Aim:
Write out the records beneath this line exactly as they appear, minus any images.

* * *

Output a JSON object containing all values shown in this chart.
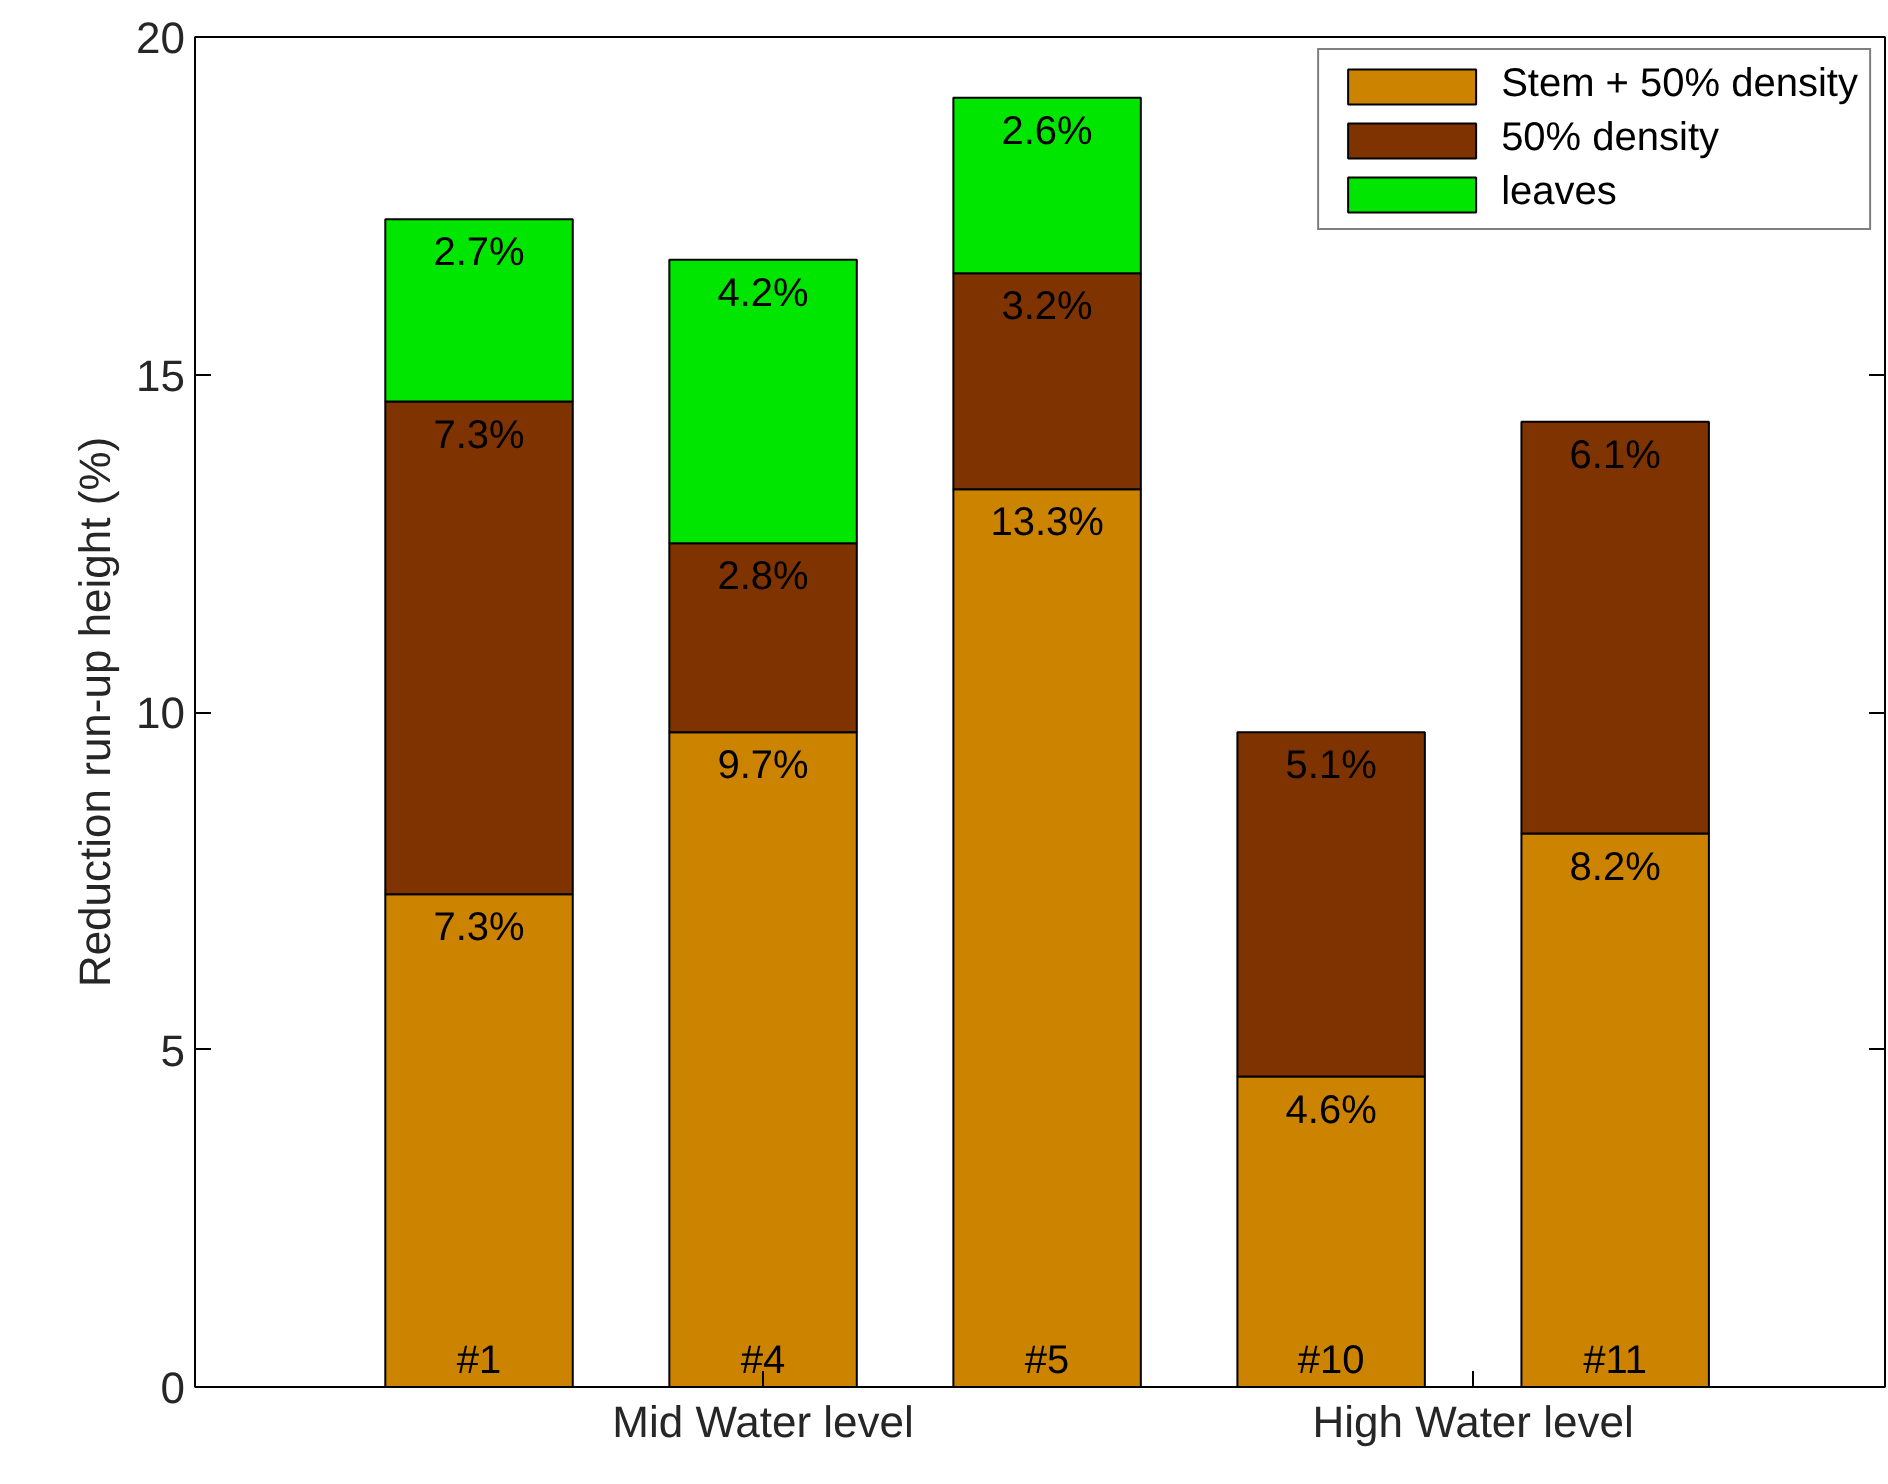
{
  "chart_data": {
    "type": "bar",
    "stacked": true,
    "ylabel": "Reduction run-up height (%)",
    "categories": [
      "#1",
      "#4",
      "#5",
      "#10",
      "#11"
    ],
    "ylim": [
      0,
      20
    ],
    "yticks": [
      0,
      5,
      10,
      15,
      20
    ],
    "series": [
      {
        "name": "Stem + 50% density",
        "color": "#cc8400",
        "values": [
          7.3,
          9.7,
          13.3,
          4.6,
          8.2
        ],
        "value_labels": [
          "7.3%",
          "9.7%",
          "13.3%",
          "4.6%",
          "8.2%"
        ]
      },
      {
        "name": "50% density",
        "color": "#7f3300",
        "values": [
          7.3,
          2.8,
          3.2,
          5.1,
          6.1
        ],
        "value_labels": [
          "7.3%",
          "2.8%",
          "3.2%",
          "5.1%",
          "6.1%"
        ]
      },
      {
        "name": "leaves",
        "color": "#00e600",
        "values": [
          2.7,
          4.2,
          2.6,
          null,
          null
        ],
        "value_labels": [
          "2.7%",
          "4.2%",
          "2.6%",
          null,
          null
        ]
      }
    ],
    "annotations": [
      "Mid Water level",
      "High Water level"
    ],
    "legend": "top right",
    "grid": false
  }
}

* * *

Written answer:
Output a JSON object containing all values shown in this chart.
{
  "chart_data": {
    "type": "bar",
    "stacked": true,
    "ylabel": "Reduction run-up height (%)",
    "categories": [
      "#1",
      "#4",
      "#5",
      "#10",
      "#11"
    ],
    "ylim": [
      0,
      20
    ],
    "yticks": [
      0,
      5,
      10,
      15,
      20
    ],
    "series": [
      {
        "name": "Stem + 50% density",
        "color": "#cc8400",
        "values": [
          7.3,
          9.7,
          13.3,
          4.6,
          8.2
        ],
        "value_labels": [
          "7.3%",
          "9.7%",
          "13.3%",
          "4.6%",
          "8.2%"
        ]
      },
      {
        "name": "50% density",
        "color": "#7f3300",
        "values": [
          7.3,
          2.8,
          3.2,
          5.1,
          6.1
        ],
        "value_labels": [
          "7.3%",
          "2.8%",
          "3.2%",
          "5.1%",
          "6.1%"
        ]
      },
      {
        "name": "leaves",
        "color": "#00e600",
        "values": [
          2.7,
          4.2,
          2.6,
          null,
          null
        ],
        "value_labels": [
          "2.7%",
          "4.2%",
          "2.6%",
          null,
          null
        ]
      }
    ],
    "annotations": [
      "Mid Water level",
      "High Water level"
    ],
    "legend": "top right",
    "grid": false
  }
}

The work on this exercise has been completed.